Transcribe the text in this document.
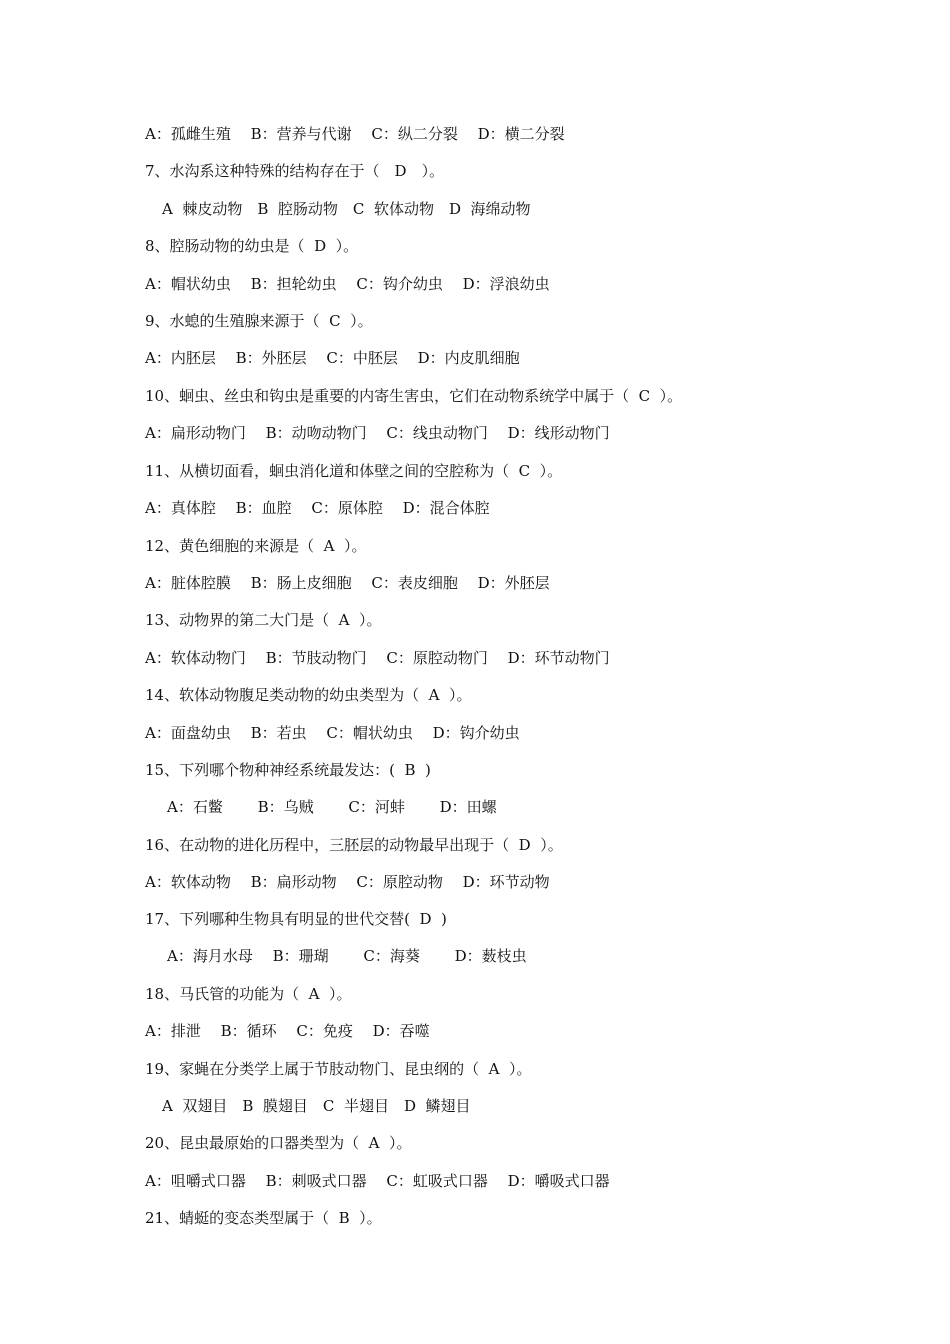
A：孤雌生殖　 B：营养与代谢　 C：纵二分裂　 D：横二分裂
7、水沟系这种特殊的结构存在于（　D　）。
A  棘皮动物　B  腔肠动物　C  软体动物　D  海绵动物
8、腔肠动物的幼虫是（  D  ）。
A：帽状幼虫　 B：担轮幼虫　 C：钩介幼虫　 D：浮浪幼虫
9、水螅的生殖腺来源于（  C  ）。
A：内胚层　 B：外胚层　 C：中胚层　 D：内皮肌细胞
10、蛔虫、丝虫和钩虫是重要的内寄生害虫，它们在动物系统学中属于（  C  ）。
A：扁形动物门　 B：动吻动物门　 C：线虫动物门　 D：线形动物门
11、从横切面看，蛔虫消化道和体壁之间的空腔称为（  C  ）。
A：真体腔　 B：血腔　 C：原体腔　 D：混合体腔
12、黄色细胞的来源是（  A  ）。
A：脏体腔膜　 B：肠上皮细胞　 C：表皮细胞　 D：外胚层
13、动物界的第二大门是（  A  ）。
A：软体动物门　 B：节肢动物门　 C：原腔动物门　 D：环节动物门
14、软体动物腹足类动物的幼虫类型为（  A  ）。
A：面盘幼虫　 B：若虫　 C：帽状幼虫　 D：钩介幼虫
15、下列哪个物种神经系统最发达：(  B  )
A：石鳖　　 B：乌贼　　 C：河蚌　　 D：田螺
16、在动物的进化历程中，三胚层的动物最早出现于（  D  ）。
A：软体动物　 B：扁形动物　 C：原腔动物　 D：环节动物
17、下列哪种生物具有明显的世代交替(  D  )
A：海月水母　 B：珊瑚　　 C：海葵　　 D：薮枝虫
18、马氏管的功能为（  A  ）。
A：排泄　 B：循环　 C：免疫　 D：吞噬
19、家蝇在分类学上属于节肢动物门、昆虫纲的（  A  ）。
A  双翅目　B  膜翅目　C  半翅目　D  鳞翅目
20、昆虫最原始的口器类型为（  A  ）。
A：咀嚼式口器　 B：刺吸式口器　 C：虹吸式口器　 D：嚼吸式口器
21、蜻蜓的变态类型属于（  B  ）。
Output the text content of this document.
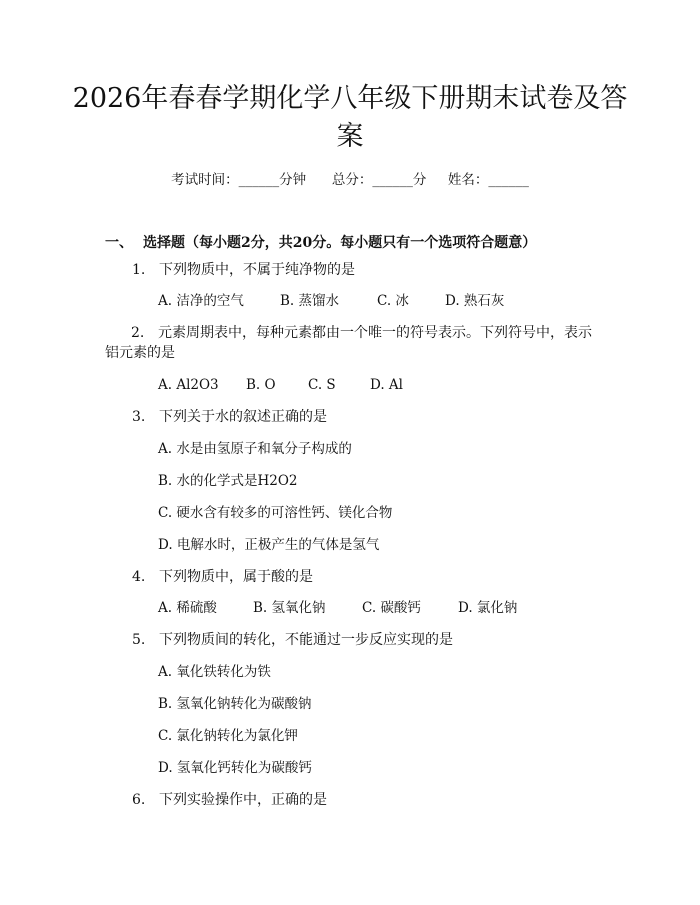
2026年春春学期化学八年级下册期末试卷及答案
考试时间：______分钟 总分：______分 姓名：______
一、 选择题（每小题2分，共20分。每小题只有一个选项符合题意）
1. 下列物质中，不属于纯净物的是
A. 洁净的空气	B. 蒸馏水	C. 冰	D. 熟石灰
2. 元素周期表中，每种元素都由一个唯一的符号表示。下列符号中，表示铝元素的是
A. Al2O3 B. O C. S	D. Al
3. 下列关于水的叙述正确的是
A. 水是由氢原子和氧分子构成的
B. 水的化学式是H2O2
C. 硬水含有较多的可溶性钙、镁化合物
D. 电解水时，正极产生的气体是氢气
4. 下列物质中，属于酸的是
A. 稀硫酸	B. 氢氧化钠	C. 碳酸钙	D. 氯化钠
5. 下列物质间的转化，不能通过一步反应实现的是
A. 氧化铁转化为铁
B. 氢氧化钠转化为碳酸钠
C. 氯化钠转化为氯化钾
D. 氢氧化钙转化为碳酸钙
6. 下列实验操作中，正确的是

TASK REQUIREMENTS
Look through the entries above and report the number of lines that contain "帽状幼虫". Write only the number.

THE OUTPUT
2